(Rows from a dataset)

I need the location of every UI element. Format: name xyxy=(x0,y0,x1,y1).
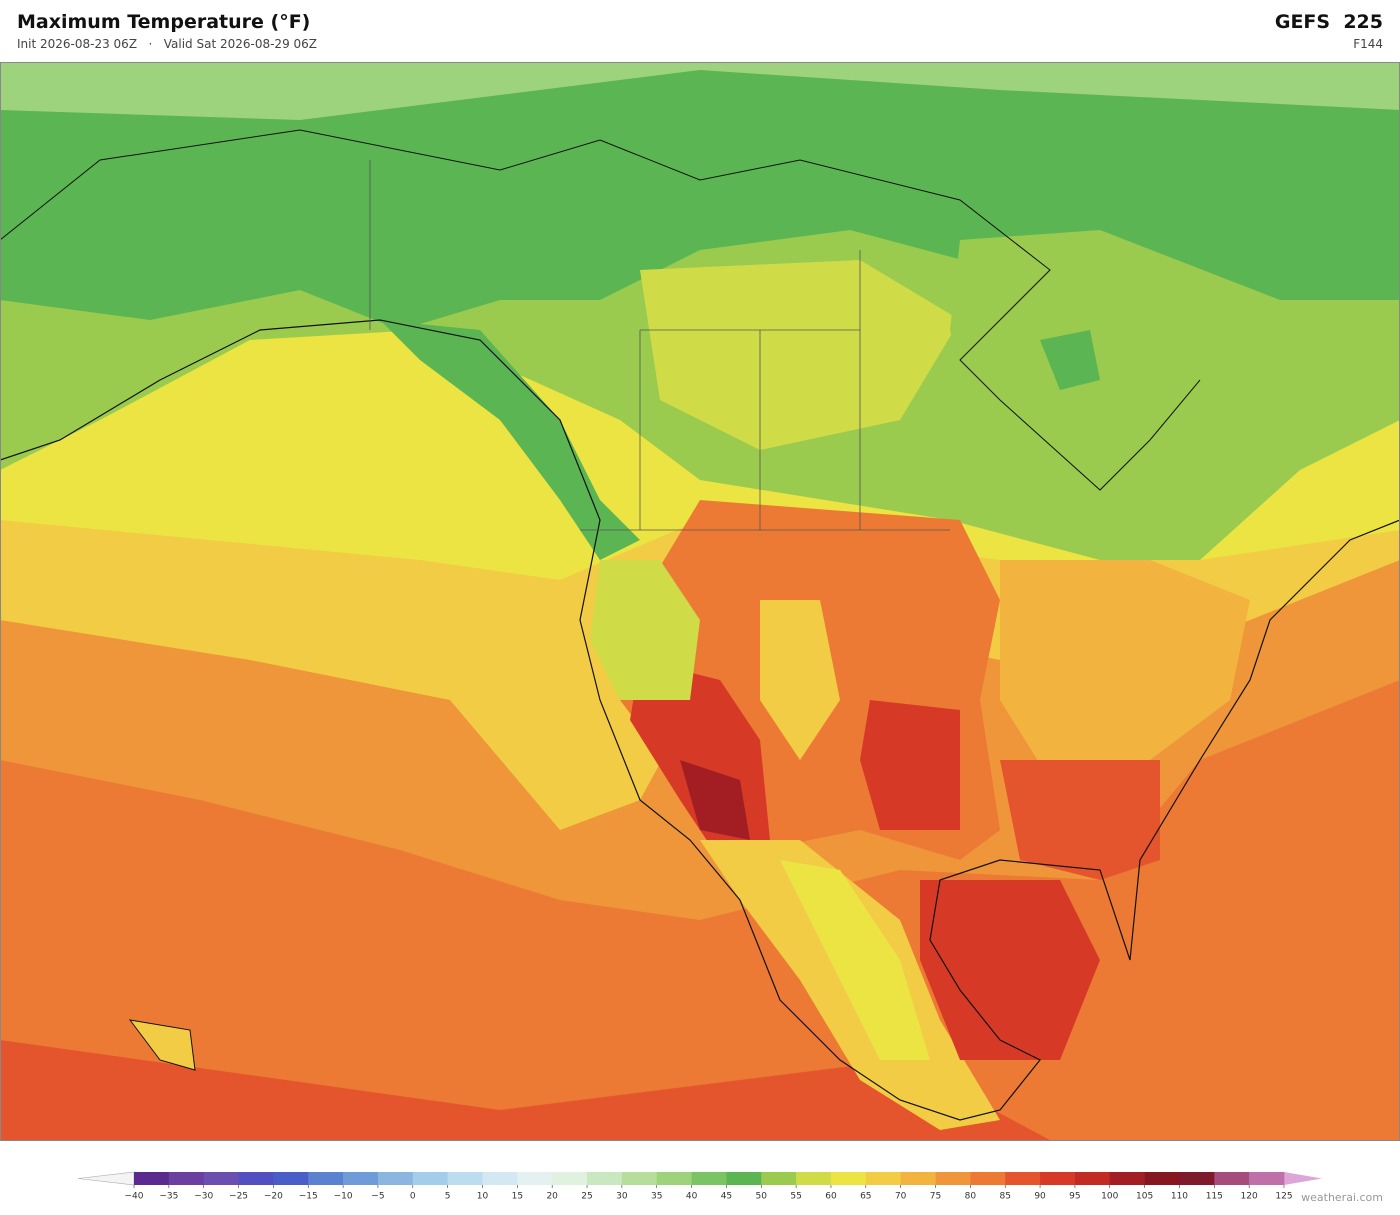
colorbar-tick-label: 45 xyxy=(721,1192,732,1202)
colorbar-bin xyxy=(412,1172,448,1185)
colorbar-under xyxy=(77,1171,135,1186)
colorbar-bin xyxy=(1144,1172,1180,1185)
colorbar-bin xyxy=(168,1172,204,1185)
colorbar-bin xyxy=(656,1172,692,1185)
colorbar-bin xyxy=(1005,1172,1041,1185)
colorbar-tick-label: −10 xyxy=(334,1192,353,1202)
colorbar-bin xyxy=(447,1172,483,1185)
colorbar-tick-label: 35 xyxy=(651,1192,662,1202)
colorbar-bin xyxy=(377,1172,414,1185)
forecast-hour: F144 xyxy=(1353,37,1383,51)
colorbar-bin xyxy=(1040,1172,1076,1185)
colorbar-tick-label: 90 xyxy=(1034,1192,1046,1202)
colorbar-bin xyxy=(1179,1172,1215,1185)
colorbar-tick-label: 15 xyxy=(512,1192,523,1202)
colorbar-bin xyxy=(761,1172,797,1185)
colorbar-bin xyxy=(587,1172,623,1185)
colorbar-tick-label: −30 xyxy=(194,1192,213,1202)
colorbar-bin xyxy=(308,1172,344,1185)
colorbar-tick-label: 110 xyxy=(1171,1192,1188,1202)
colorbar-tick-label: 55 xyxy=(790,1192,801,1202)
colorbar-bin xyxy=(482,1172,518,1185)
map xyxy=(0,62,1400,1141)
colorbar-bin xyxy=(935,1172,971,1185)
watermark: weatherai.com xyxy=(1301,1191,1383,1204)
colorbar-tick-label: 65 xyxy=(860,1192,871,1202)
colorbar-tick-label: 30 xyxy=(616,1192,628,1202)
colorbar-bin xyxy=(273,1172,309,1185)
colorbar-tick-label: 50 xyxy=(756,1192,768,1202)
colorbar-bin xyxy=(343,1172,379,1185)
colorbar-tick-label: 75 xyxy=(930,1192,941,1202)
colorbar-tick-label: −15 xyxy=(299,1192,318,1202)
colorbar-bin xyxy=(203,1172,239,1185)
colorbar-tick-label: 80 xyxy=(965,1192,977,1202)
title: Maximum Temperature (°F) xyxy=(17,11,310,33)
colorbar-tick-label: 115 xyxy=(1206,1192,1223,1202)
colorbar-tick-label: 60 xyxy=(825,1192,837,1202)
colorbar-bin xyxy=(1109,1172,1145,1185)
colorbar-tick-label: 40 xyxy=(686,1192,698,1202)
colorbar-tick-label: 25 xyxy=(581,1192,592,1202)
colorbar-bin xyxy=(621,1172,658,1185)
colorbar-tick-label: −40 xyxy=(125,1192,144,1202)
colorbar-tick-label: 120 xyxy=(1241,1192,1258,1202)
colorbar-tick-label: 70 xyxy=(895,1192,907,1202)
model-name: GEFS 225 xyxy=(1275,11,1383,33)
colorbar-bin xyxy=(796,1172,832,1185)
colorbar-bin xyxy=(517,1172,553,1185)
colorbar-over xyxy=(1284,1172,1322,1185)
colorbar-tick-label: −5 xyxy=(371,1192,384,1202)
colorbar-bin xyxy=(726,1172,762,1185)
colorbar-tick-label: 105 xyxy=(1136,1192,1153,1202)
colorbar: −40 −35 −30 −25 −20 −15 −10 −5 0 5 10 15 20 25 30 35 40 4… xyxy=(77,1171,1322,1202)
colorbar-tick-label: 10 xyxy=(477,1192,489,1202)
colorbar-tick-label: 100 xyxy=(1101,1192,1118,1202)
colorbar-bin xyxy=(1074,1172,1111,1185)
colorbar-tick-label: 20 xyxy=(546,1192,558,1202)
colorbar-tick-label: 5 xyxy=(445,1192,451,1202)
colorbar-tick-label: 0 xyxy=(410,1192,416,1202)
colorbar-tick-label: 125 xyxy=(1275,1192,1292,1202)
colorbar-tick-label: −35 xyxy=(159,1192,178,1202)
colorbar-tick-label: −20 xyxy=(264,1192,283,1202)
colorbar-bin xyxy=(970,1172,1006,1185)
subtitle: Init 2026-08-23 06Z · Valid Sat 2026-08-… xyxy=(17,37,317,51)
colorbar-bin xyxy=(1214,1172,1250,1185)
colorbar-bin xyxy=(830,1172,867,1185)
colorbar-tick-label: 95 xyxy=(1069,1192,1080,1202)
colorbar-bin xyxy=(1249,1172,1285,1185)
colorbar-bin xyxy=(691,1172,727,1185)
colorbar-bin xyxy=(865,1172,901,1185)
colorbar-bin xyxy=(552,1172,588,1185)
colorbar-bin xyxy=(238,1172,274,1185)
colorbar-bin xyxy=(134,1172,170,1185)
colorbar-bin xyxy=(900,1172,936,1185)
colorbar-tick-label: 85 xyxy=(999,1192,1010,1202)
colorbar-tick-label: −25 xyxy=(229,1192,248,1202)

**What you should do:** Transcribe every line of the material above verbatim, leaving out the pictures.

**Exercise output:**
I need the location of every UI element. Format: name xyxy=(x0,y0,x1,y1).
colorbar-tick-label: 45 xyxy=(721,1192,732,1202)
colorbar-bin xyxy=(412,1172,448,1185)
colorbar-under xyxy=(77,1171,135,1186)
colorbar-bin xyxy=(1144,1172,1180,1185)
colorbar-bin xyxy=(168,1172,204,1185)
colorbar-bin xyxy=(656,1172,692,1185)
colorbar-bin xyxy=(1005,1172,1041,1185)
colorbar-tick-label: −10 xyxy=(334,1192,353,1202)
colorbar-bin xyxy=(447,1172,483,1185)
colorbar-tick-label: 35 xyxy=(651,1192,662,1202)
colorbar-bin xyxy=(377,1172,414,1185)
forecast-hour: F144 xyxy=(1353,37,1383,51)
colorbar-bin xyxy=(1040,1172,1076,1185)
colorbar-tick-label: 90 xyxy=(1034,1192,1046,1202)
colorbar-bin xyxy=(1179,1172,1215,1185)
colorbar-tick-label: 15 xyxy=(512,1192,523,1202)
colorbar-bin xyxy=(761,1172,797,1185)
colorbar-bin xyxy=(587,1172,623,1185)
colorbar-tick-label: −30 xyxy=(194,1192,213,1202)
colorbar-bin xyxy=(308,1172,344,1185)
colorbar-tick-label: 110 xyxy=(1171,1192,1188,1202)
colorbar-tick-label: 55 xyxy=(790,1192,801,1202)
colorbar-bin xyxy=(482,1172,518,1185)
map xyxy=(0,62,1400,1141)
colorbar-bin xyxy=(935,1172,971,1185)
watermark: weatherai.com xyxy=(1301,1191,1383,1204)
colorbar-tick-label: 65 xyxy=(860,1192,871,1202)
colorbar-tick-label: 30 xyxy=(616,1192,628,1202)
colorbar-bin xyxy=(273,1172,309,1185)
colorbar-tick-label: 50 xyxy=(756,1192,768,1202)
colorbar-bin xyxy=(343,1172,379,1185)
colorbar-tick-label: 75 xyxy=(930,1192,941,1202)
colorbar-tick-label: −15 xyxy=(299,1192,318,1202)
colorbar-bin xyxy=(203,1172,239,1185)
colorbar-tick-label: 80 xyxy=(965,1192,977,1202)
title: Maximum Temperature (°F) xyxy=(17,11,310,33)
colorbar-tick-label: 115 xyxy=(1206,1192,1223,1202)
colorbar-tick-label: 60 xyxy=(825,1192,837,1202)
colorbar-bin xyxy=(1109,1172,1145,1185)
colorbar-tick-label: 40 xyxy=(686,1192,698,1202)
colorbar-tick-label: 25 xyxy=(581,1192,592,1202)
colorbar-bin xyxy=(621,1172,658,1185)
colorbar-tick-label: −40 xyxy=(125,1192,144,1202)
colorbar-tick-label: 120 xyxy=(1241,1192,1258,1202)
colorbar-tick-label: 70 xyxy=(895,1192,907,1202)
model-name: GEFS 225 xyxy=(1275,11,1383,33)
colorbar-bin xyxy=(796,1172,832,1185)
colorbar-bin xyxy=(517,1172,553,1185)
colorbar-over xyxy=(1284,1172,1322,1185)
colorbar-tick-label: −5 xyxy=(371,1192,384,1202)
colorbar-bin xyxy=(726,1172,762,1185)
colorbar-tick-label: 105 xyxy=(1136,1192,1153,1202)
colorbar: −40 −35 −30 −25 −20 −15 −10 −5 0 5 10 15 20 25 30 35 40 4… xyxy=(77,1171,1322,1202)
colorbar-tick-label: 10 xyxy=(477,1192,489,1202)
colorbar-tick-label: 100 xyxy=(1101,1192,1118,1202)
colorbar-bin xyxy=(1074,1172,1111,1185)
colorbar-tick-label: 20 xyxy=(546,1192,558,1202)
colorbar-tick-label: 5 xyxy=(445,1192,451,1202)
colorbar-tick-label: 0 xyxy=(410,1192,416,1202)
colorbar-tick-label: 125 xyxy=(1275,1192,1292,1202)
colorbar-tick-label: −35 xyxy=(159,1192,178,1202)
colorbar-tick-label: −20 xyxy=(264,1192,283,1202)
colorbar-bin xyxy=(970,1172,1006,1185)
subtitle: Init 2026-08-23 06Z · Valid Sat 2026-08-… xyxy=(17,37,317,51)
colorbar-bin xyxy=(1214,1172,1250,1185)
colorbar-bin xyxy=(830,1172,867,1185)
colorbar-tick-label: 95 xyxy=(1069,1192,1080,1202)
colorbar-bin xyxy=(1249,1172,1285,1185)
colorbar-bin xyxy=(691,1172,727,1185)
colorbar-bin xyxy=(865,1172,901,1185)
colorbar-bin xyxy=(552,1172,588,1185)
colorbar-bin xyxy=(238,1172,274,1185)
colorbar-bin xyxy=(134,1172,170,1185)
colorbar-bin xyxy=(900,1172,936,1185)
colorbar-tick-label: 85 xyxy=(999,1192,1010,1202)
colorbar-tick-label: −25 xyxy=(229,1192,248,1202)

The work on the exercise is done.